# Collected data
• • • • • • •

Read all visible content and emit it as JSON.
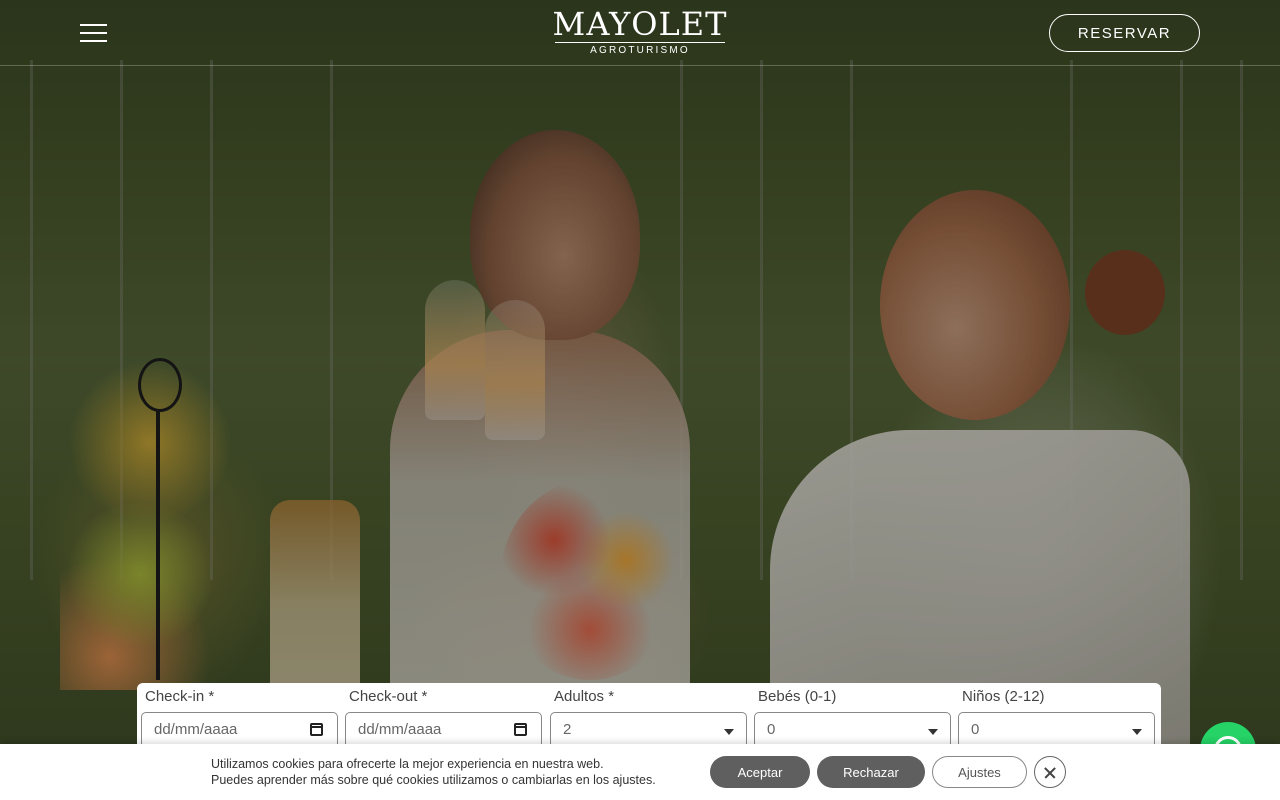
{
  "header": {
    "logo_name": "MAYOLET",
    "logo_sub": "AGROTURISMO",
    "reserve_label": "RESERVAR"
  },
  "booking": {
    "checkin": {
      "label": "Check-in *",
      "placeholder": "dd/mm/aaaa"
    },
    "checkout": {
      "label": "Check-out *",
      "placeholder": "dd/mm/aaaa"
    },
    "adults": {
      "label": "Adultos *",
      "value": "2"
    },
    "babies": {
      "label": "Bebés (0-1)",
      "value": "0"
    },
    "children": {
      "label": "Niños (2-12)",
      "value": "0"
    }
  },
  "cookie": {
    "line1": "Utilizamos cookies para ofrecerte la mejor experiencia en nuestra web.",
    "line2": "Puedes aprender más sobre qué cookies utilizamos o cambiarlas en los ajustes.",
    "accept_label": "Aceptar",
    "reject_label": "Rechazar",
    "settings_label": "Ajustes"
  },
  "colors": {
    "whatsapp": "#25d366",
    "cookie_button": "#5f5f5f"
  },
  "icons": [
    "hamburger-menu-icon",
    "calendar-icon",
    "chevron-down-icon",
    "whatsapp-icon",
    "close-icon"
  ]
}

• • • • • • •

# TASK
Copy each line exactly, and leave the pictures out of your copy.

# THE ANSWER
Read all visible content and emit it as JSON.
{
  "header": {
    "logo_name": "MAYOLET",
    "logo_sub": "AGROTURISMO",
    "reserve_label": "RESERVAR"
  },
  "booking": {
    "checkin": {
      "label": "Check-in *",
      "placeholder": "dd/mm/aaaa"
    },
    "checkout": {
      "label": "Check-out *",
      "placeholder": "dd/mm/aaaa"
    },
    "adults": {
      "label": "Adultos *",
      "value": "2"
    },
    "babies": {
      "label": "Bebés (0-1)",
      "value": "0"
    },
    "children": {
      "label": "Niños (2-12)",
      "value": "0"
    }
  },
  "cookie": {
    "line1": "Utilizamos cookies para ofrecerte la mejor experiencia en nuestra web.",
    "line2": "Puedes aprender más sobre qué cookies utilizamos o cambiarlas en los ajustes.",
    "accept_label": "Aceptar",
    "reject_label": "Rechazar",
    "settings_label": "Ajustes"
  },
  "colors": {
    "whatsapp": "#25d366",
    "cookie_button": "#5f5f5f"
  },
  "icons": [
    "hamburger-menu-icon",
    "calendar-icon",
    "chevron-down-icon",
    "whatsapp-icon",
    "close-icon"
  ]
}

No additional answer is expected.